Document section
Start of Block

Table 2 Means, medians, standard deviations, and cut-off scores obtained by the subjects in the semantic fluency test and subtest
Table 3 Correction grid and equivalent scores for the semantic fluency test
Table 4 Correction grid and equivalent scores for the category “animals”, “fruits” and “brand of cars” of the semantic fluency test

Discussion

We collected normative data for semantic fluency in order to update the current Italian normative data of Novelli and colleagues [24] extending the age interval to 98 years, considering the increase in the mean age of the population; furthermore, we analyzed separately each category in order to provide a tool to evaluate category-specific deficit in patients with cerebral lesions.

A significant effect of age and education was found as in previous standardization on the Italian population [2427]. We observed, in particular, that performance decreases with aging, as occurs in most neuropsychological tests with a few exceptions, such as naming by description [24]. Education improves performance, while gender does not affect the global score with one exception: men proved to obtain a better score than women on brands of cars. No relevant changes in the cut-off have been found in the present study as compared to the normative data collected by Novelli and collegues [24]. However, some differences can be clearly seen in the correction grids: in the present study age and education required larger corrections. This result shows that world change scan affect normal population and therefore it is necessary to update normative data for neuropsychological tests.

End of Block

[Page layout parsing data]
Start of Block

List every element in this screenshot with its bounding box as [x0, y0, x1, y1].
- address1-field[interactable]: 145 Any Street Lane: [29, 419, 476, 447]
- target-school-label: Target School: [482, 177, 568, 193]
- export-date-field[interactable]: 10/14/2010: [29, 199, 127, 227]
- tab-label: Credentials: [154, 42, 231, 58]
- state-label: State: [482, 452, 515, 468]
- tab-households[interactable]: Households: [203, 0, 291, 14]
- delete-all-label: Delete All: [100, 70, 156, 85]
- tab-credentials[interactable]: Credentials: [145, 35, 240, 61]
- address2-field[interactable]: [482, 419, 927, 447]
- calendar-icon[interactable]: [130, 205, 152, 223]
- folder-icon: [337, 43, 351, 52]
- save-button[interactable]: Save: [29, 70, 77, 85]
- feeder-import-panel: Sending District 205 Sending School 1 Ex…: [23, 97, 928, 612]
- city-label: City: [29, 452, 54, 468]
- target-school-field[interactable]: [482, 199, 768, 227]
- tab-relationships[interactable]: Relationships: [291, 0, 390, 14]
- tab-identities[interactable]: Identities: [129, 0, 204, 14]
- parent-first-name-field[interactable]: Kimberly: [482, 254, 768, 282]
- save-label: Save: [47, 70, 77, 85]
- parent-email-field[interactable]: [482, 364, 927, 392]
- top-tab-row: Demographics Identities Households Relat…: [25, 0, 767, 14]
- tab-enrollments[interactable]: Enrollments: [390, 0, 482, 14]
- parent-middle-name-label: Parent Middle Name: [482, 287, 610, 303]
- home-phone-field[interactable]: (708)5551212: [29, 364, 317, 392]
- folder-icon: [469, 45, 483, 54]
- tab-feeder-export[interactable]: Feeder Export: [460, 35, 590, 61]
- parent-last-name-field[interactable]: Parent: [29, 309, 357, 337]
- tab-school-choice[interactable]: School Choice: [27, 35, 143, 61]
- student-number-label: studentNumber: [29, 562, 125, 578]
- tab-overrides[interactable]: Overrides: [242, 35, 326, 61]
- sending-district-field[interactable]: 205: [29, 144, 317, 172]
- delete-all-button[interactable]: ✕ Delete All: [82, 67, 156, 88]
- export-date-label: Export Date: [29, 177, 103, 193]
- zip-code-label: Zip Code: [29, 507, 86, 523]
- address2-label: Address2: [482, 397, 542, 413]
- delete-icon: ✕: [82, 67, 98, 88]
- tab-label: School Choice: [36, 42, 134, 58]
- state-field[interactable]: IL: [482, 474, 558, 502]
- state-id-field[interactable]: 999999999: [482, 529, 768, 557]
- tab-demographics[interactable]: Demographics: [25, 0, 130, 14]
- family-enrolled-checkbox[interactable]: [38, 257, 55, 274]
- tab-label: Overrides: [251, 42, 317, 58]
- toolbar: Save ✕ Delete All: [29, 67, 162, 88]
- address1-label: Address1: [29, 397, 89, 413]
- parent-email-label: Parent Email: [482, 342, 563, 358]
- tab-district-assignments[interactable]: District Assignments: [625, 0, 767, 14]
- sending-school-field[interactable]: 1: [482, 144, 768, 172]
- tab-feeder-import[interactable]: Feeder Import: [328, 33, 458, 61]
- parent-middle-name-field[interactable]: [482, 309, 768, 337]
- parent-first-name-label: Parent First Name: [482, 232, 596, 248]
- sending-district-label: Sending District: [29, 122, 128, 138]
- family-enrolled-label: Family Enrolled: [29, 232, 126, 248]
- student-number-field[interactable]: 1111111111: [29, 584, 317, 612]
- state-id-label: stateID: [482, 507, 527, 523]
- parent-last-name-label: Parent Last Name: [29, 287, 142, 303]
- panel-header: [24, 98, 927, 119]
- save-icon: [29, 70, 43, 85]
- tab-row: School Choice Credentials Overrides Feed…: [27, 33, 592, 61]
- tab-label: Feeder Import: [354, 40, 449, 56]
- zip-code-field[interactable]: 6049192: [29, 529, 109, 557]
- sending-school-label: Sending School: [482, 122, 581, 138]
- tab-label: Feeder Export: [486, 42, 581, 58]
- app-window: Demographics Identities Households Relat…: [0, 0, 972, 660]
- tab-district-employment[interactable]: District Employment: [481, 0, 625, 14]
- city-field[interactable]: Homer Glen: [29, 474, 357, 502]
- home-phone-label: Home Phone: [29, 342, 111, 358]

End of Block

Required action
Resume the discussion of the Italian semantic fluency norms from the point where it stops. The records have no connection to the text about semantic fluency norms.

Reply to the task
In order to highlight the importance of neural structures located in the left temporo-parietal cortex for recovering and naming objects belonging to different categories living (animals and fruits) and non-living (brands of cars), we report a comparison between two small samples of patients with temporal and parietal brain tumors. We compare 30 patients: 10 with left parietal glioma and 20 with left temporal glioma. In our groups all the patients with a parietal glioma have a normal score before surgery and only two patients (20 %) have a pathological score in almost one category post surgery. Differently in the temporal group of patients 3 (15 %) have an abnormal score in almost one semantic category before surgery and 14 patients (70 %) show a pathological score after surgery. In particular patients with temporal brain tumors have an impairment mainly in living categories (animals and fruit, 55 % for both categories), as reported in literature [3739]. Patients with brain glioma probably have had a reorganization of neural structures involved in our task given their different tumor location and the rate of growth [22].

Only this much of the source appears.